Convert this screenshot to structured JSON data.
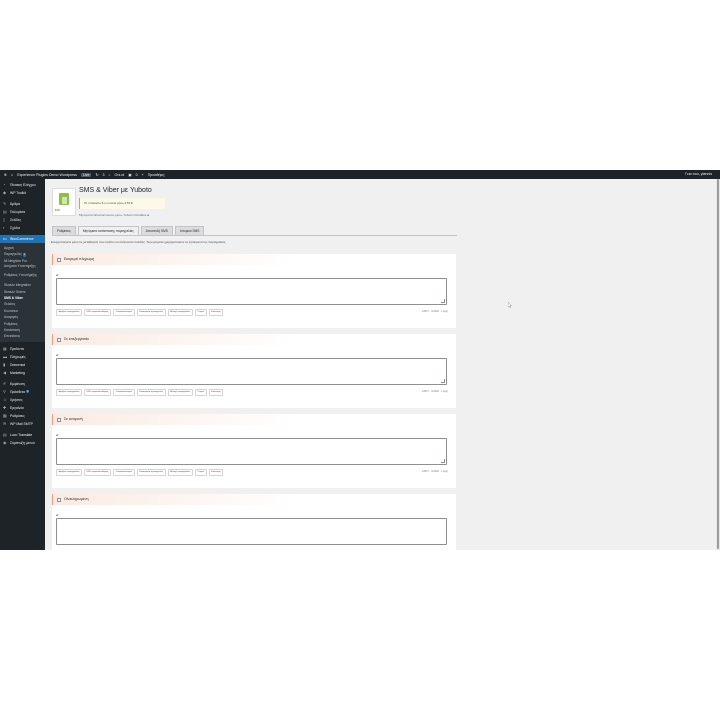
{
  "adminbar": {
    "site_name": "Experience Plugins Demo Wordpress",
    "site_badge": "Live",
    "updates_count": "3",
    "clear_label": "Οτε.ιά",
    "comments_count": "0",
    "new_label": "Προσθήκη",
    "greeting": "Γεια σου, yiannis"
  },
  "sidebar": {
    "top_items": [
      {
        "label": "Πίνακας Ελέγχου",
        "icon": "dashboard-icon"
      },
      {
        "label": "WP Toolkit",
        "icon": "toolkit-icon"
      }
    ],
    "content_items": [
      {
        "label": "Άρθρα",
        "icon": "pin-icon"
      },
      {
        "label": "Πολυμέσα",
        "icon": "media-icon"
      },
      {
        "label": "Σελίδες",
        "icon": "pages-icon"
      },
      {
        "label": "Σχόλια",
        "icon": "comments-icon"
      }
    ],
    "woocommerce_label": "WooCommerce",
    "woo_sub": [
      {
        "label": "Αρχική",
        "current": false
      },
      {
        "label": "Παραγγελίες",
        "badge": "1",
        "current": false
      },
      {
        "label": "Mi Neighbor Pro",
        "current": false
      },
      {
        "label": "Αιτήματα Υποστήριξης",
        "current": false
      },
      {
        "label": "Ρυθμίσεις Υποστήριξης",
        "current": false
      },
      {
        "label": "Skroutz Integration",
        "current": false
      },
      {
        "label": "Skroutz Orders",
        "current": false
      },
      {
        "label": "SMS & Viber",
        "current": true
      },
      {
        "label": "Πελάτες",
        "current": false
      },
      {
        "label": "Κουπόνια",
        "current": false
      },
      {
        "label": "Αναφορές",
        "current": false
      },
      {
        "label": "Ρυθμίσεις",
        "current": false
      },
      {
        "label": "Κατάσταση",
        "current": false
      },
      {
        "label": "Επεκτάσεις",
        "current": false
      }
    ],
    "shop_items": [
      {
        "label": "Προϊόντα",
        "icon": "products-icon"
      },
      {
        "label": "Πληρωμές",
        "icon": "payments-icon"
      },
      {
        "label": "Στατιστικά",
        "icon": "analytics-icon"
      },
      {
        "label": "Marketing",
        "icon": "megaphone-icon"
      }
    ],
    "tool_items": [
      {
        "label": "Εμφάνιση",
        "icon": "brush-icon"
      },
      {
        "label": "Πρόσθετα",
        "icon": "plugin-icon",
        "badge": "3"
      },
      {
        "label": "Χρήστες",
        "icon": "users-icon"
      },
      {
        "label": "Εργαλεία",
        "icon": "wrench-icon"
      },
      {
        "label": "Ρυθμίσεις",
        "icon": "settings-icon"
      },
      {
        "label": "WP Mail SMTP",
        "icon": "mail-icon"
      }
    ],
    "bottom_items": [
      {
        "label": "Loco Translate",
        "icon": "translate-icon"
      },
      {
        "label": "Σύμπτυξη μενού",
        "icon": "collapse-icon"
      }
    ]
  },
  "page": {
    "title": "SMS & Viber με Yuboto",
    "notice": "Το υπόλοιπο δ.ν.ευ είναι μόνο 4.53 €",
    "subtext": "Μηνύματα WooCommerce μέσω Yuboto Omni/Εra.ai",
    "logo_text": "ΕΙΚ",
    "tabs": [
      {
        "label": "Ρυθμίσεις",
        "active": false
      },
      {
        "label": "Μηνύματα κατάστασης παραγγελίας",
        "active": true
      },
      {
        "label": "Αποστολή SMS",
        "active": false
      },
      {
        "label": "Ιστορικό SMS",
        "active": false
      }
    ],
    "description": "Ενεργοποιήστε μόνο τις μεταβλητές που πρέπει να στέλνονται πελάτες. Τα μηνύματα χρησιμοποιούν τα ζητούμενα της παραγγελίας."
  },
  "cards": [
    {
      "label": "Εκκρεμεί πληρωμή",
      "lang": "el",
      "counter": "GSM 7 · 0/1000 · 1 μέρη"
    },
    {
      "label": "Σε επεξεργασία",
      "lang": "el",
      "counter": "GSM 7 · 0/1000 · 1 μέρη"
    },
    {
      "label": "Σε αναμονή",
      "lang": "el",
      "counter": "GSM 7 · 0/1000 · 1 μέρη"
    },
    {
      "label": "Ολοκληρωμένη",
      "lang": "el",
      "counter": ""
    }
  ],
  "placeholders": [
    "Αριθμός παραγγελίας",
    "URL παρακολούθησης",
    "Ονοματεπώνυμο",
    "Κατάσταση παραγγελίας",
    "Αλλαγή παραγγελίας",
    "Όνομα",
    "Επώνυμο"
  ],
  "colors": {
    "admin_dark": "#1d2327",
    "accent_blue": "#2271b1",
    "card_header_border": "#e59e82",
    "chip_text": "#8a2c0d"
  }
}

[Objective]: Each line in the records above should be reproduced exactly; images are not copied.

[Solution]:
Convert this screenshot to structured JSON data.
{
  "adminbar": {
    "site_name": "Experience Plugins Demo Wordpress",
    "site_badge": "Live",
    "updates_count": "3",
    "clear_label": "Οτε.ιά",
    "comments_count": "0",
    "new_label": "Προσθήκη",
    "greeting": "Γεια σου, yiannis"
  },
  "sidebar": {
    "top_items": [
      {
        "label": "Πίνακας Ελέγχου",
        "icon": "dashboard-icon"
      },
      {
        "label": "WP Toolkit",
        "icon": "toolkit-icon"
      }
    ],
    "content_items": [
      {
        "label": "Άρθρα",
        "icon": "pin-icon"
      },
      {
        "label": "Πολυμέσα",
        "icon": "media-icon"
      },
      {
        "label": "Σελίδες",
        "icon": "pages-icon"
      },
      {
        "label": "Σχόλια",
        "icon": "comments-icon"
      }
    ],
    "woocommerce_label": "WooCommerce",
    "woo_sub": [
      {
        "label": "Αρχική",
        "current": false
      },
      {
        "label": "Παραγγελίες",
        "badge": "1",
        "current": false
      },
      {
        "label": "Mi Neighbor Pro",
        "current": false
      },
      {
        "label": "Αιτήματα Υποστήριξης",
        "current": false
      },
      {
        "label": "Ρυθμίσεις Υποστήριξης",
        "current": false
      },
      {
        "label": "Skroutz Integration",
        "current": false
      },
      {
        "label": "Skroutz Orders",
        "current": false
      },
      {
        "label": "SMS & Viber",
        "current": true
      },
      {
        "label": "Πελάτες",
        "current": false
      },
      {
        "label": "Κουπόνια",
        "current": false
      },
      {
        "label": "Αναφορές",
        "current": false
      },
      {
        "label": "Ρυθμίσεις",
        "current": false
      },
      {
        "label": "Κατάσταση",
        "current": false
      },
      {
        "label": "Επεκτάσεις",
        "current": false
      }
    ],
    "shop_items": [
      {
        "label": "Προϊόντα",
        "icon": "products-icon"
      },
      {
        "label": "Πληρωμές",
        "icon": "payments-icon"
      },
      {
        "label": "Στατιστικά",
        "icon": "analytics-icon"
      },
      {
        "label": "Marketing",
        "icon": "megaphone-icon"
      }
    ],
    "tool_items": [
      {
        "label": "Εμφάνιση",
        "icon": "brush-icon"
      },
      {
        "label": "Πρόσθετα",
        "icon": "plugin-icon",
        "badge": "3"
      },
      {
        "label": "Χρήστες",
        "icon": "users-icon"
      },
      {
        "label": "Εργαλεία",
        "icon": "wrench-icon"
      },
      {
        "label": "Ρυθμίσεις",
        "icon": "settings-icon"
      },
      {
        "label": "WP Mail SMTP",
        "icon": "mail-icon"
      }
    ],
    "bottom_items": [
      {
        "label": "Loco Translate",
        "icon": "translate-icon"
      },
      {
        "label": "Σύμπτυξη μενού",
        "icon": "collapse-icon"
      }
    ]
  },
  "page": {
    "title": "SMS & Viber με Yuboto",
    "notice": "Το υπόλοιπο δ.ν.ευ είναι μόνο 4.53 €",
    "subtext": "Μηνύματα WooCommerce μέσω Yuboto Omni/Εra.ai",
    "logo_text": "ΕΙΚ",
    "tabs": [
      {
        "label": "Ρυθμίσεις",
        "active": false
      },
      {
        "label": "Μηνύματα κατάστασης παραγγελίας",
        "active": true
      },
      {
        "label": "Αποστολή SMS",
        "active": false
      },
      {
        "label": "Ιστορικό SMS",
        "active": false
      }
    ],
    "description": "Ενεργοποιήστε μόνο τις μεταβλητές που πρέπει να στέλνονται πελάτες. Τα μηνύματα χρησιμοποιούν τα ζητούμενα της παραγγελίας."
  },
  "cards": [
    {
      "label": "Εκκρεμεί πληρωμή",
      "lang": "el",
      "counter": "GSM 7 · 0/1000 · 1 μέρη"
    },
    {
      "label": "Σε επεξεργασία",
      "lang": "el",
      "counter": "GSM 7 · 0/1000 · 1 μέρη"
    },
    {
      "label": "Σε αναμονή",
      "lang": "el",
      "counter": "GSM 7 · 0/1000 · 1 μέρη"
    },
    {
      "label": "Ολοκληρωμένη",
      "lang": "el",
      "counter": ""
    }
  ],
  "placeholders": [
    "Αριθμός παραγγελίας",
    "URL παρακολούθησης",
    "Ονοματεπώνυμο",
    "Κατάσταση παραγγελίας",
    "Αλλαγή παραγγελίας",
    "Όνομα",
    "Επώνυμο"
  ],
  "colors": {
    "admin_dark": "#1d2327",
    "accent_blue": "#2271b1",
    "card_header_border": "#e59e82",
    "chip_text": "#8a2c0d"
  }
}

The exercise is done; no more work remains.